- _What the task requires_
Find all lines in the listing that include the word "fine", then copy them.

- _Supplied records_
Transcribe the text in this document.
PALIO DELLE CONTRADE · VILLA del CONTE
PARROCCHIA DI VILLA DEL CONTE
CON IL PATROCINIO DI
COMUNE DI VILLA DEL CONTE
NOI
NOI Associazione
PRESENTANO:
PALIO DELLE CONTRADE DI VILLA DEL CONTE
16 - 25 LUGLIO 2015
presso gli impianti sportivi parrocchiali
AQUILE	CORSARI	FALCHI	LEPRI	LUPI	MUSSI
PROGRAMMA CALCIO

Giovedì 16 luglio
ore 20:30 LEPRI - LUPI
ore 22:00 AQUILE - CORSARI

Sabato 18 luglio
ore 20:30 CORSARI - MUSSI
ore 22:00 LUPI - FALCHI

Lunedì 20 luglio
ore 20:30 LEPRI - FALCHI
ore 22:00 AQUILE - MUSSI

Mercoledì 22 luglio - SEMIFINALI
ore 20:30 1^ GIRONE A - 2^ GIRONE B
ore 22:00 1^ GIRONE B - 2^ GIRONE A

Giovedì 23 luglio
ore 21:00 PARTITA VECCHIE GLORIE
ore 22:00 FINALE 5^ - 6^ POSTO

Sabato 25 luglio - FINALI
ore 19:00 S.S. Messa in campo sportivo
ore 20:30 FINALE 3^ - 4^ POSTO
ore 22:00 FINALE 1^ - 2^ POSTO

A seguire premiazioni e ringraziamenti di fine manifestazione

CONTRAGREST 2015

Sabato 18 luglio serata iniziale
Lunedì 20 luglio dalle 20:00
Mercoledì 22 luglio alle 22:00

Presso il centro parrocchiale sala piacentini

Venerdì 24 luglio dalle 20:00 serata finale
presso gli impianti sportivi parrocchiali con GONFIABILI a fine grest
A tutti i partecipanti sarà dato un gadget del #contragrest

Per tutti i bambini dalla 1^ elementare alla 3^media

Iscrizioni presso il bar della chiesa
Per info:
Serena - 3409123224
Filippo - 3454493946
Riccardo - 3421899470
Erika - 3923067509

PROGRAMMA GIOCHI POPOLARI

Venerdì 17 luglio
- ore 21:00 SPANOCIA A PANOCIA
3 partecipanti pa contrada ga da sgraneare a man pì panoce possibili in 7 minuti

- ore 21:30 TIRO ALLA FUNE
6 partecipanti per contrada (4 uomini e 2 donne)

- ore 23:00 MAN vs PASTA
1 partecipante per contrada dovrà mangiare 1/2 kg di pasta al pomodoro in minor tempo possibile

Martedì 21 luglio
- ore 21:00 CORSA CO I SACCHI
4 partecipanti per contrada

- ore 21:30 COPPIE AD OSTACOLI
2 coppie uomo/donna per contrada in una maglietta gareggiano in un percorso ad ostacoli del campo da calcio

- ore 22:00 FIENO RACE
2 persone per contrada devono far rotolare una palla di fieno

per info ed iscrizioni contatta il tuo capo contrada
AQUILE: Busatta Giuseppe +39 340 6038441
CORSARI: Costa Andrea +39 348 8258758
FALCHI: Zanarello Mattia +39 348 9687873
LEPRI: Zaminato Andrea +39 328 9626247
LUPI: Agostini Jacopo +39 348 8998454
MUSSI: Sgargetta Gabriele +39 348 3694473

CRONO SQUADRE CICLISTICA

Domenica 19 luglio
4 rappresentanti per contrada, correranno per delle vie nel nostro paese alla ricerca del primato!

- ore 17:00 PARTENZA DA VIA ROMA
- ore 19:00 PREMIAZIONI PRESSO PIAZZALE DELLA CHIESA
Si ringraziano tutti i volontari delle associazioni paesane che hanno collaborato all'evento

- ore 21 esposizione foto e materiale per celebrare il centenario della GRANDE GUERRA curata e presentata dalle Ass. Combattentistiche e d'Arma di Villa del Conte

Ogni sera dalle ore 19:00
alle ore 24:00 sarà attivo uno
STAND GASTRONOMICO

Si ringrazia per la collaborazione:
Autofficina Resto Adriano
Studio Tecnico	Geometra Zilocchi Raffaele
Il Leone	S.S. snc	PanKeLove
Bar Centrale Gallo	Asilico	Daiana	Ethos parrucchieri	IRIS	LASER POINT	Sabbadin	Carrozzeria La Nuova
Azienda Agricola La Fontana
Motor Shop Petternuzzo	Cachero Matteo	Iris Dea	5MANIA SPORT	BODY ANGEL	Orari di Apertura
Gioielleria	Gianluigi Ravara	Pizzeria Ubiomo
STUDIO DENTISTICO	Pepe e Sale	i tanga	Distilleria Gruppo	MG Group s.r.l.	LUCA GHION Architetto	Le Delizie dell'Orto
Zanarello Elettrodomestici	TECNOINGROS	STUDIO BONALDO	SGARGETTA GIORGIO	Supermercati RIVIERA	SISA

- _Task response_
A seguire premiazioni e ringraziamenti di fine manifestazione
presso gli impianti sportivi parrocchiali con GONFIABILI a fine grest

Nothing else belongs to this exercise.